Find every line in the records below that holds the word "official", and copy each one.

• • • • • • •

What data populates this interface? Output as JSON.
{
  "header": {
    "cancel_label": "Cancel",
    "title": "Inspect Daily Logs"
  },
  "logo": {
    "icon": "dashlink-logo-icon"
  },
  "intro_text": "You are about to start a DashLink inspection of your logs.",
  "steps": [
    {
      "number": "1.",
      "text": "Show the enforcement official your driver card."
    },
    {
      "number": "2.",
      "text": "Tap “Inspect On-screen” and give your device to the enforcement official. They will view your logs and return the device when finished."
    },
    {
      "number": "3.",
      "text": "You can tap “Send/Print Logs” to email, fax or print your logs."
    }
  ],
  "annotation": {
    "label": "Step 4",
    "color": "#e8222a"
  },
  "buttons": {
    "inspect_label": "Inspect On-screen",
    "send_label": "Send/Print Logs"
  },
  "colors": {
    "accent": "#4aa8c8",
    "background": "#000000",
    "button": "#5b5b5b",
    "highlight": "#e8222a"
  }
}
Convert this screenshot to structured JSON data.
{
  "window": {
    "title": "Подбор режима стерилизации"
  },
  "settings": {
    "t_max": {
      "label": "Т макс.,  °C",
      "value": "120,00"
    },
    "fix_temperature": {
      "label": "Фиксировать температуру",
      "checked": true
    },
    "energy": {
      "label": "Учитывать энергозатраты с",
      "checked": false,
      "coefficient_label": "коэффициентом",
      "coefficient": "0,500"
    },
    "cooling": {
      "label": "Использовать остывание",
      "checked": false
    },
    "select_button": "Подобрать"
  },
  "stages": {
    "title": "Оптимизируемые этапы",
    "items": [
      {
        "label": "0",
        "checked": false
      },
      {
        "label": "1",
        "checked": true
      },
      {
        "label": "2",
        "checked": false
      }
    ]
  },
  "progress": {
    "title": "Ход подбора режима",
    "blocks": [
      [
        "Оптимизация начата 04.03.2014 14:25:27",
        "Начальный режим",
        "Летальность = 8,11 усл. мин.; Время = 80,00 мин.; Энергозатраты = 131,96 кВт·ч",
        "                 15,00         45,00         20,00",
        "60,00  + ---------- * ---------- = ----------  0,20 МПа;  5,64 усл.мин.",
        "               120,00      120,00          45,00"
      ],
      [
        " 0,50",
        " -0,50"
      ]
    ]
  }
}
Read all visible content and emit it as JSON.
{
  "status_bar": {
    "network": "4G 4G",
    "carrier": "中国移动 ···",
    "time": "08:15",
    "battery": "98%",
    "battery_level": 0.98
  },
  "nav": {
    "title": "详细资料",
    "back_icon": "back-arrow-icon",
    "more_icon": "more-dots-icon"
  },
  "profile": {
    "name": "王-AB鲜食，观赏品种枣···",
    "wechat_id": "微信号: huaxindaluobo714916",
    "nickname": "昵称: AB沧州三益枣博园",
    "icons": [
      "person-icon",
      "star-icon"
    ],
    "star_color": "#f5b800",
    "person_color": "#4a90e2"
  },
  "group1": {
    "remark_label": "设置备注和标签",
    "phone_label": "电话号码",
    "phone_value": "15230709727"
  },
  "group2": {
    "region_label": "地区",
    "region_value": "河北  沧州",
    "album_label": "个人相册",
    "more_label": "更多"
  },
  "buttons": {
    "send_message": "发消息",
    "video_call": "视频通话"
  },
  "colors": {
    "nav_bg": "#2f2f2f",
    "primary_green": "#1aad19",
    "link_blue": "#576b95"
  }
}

• • • • • • •

▸ **FINISHED EXERCISE**
      "text": "Show the enforcement official your driver card."
      "text": "Tap “Inspect On-screen” and give your device to the enforcement official. They will view your logs and return the device when finished."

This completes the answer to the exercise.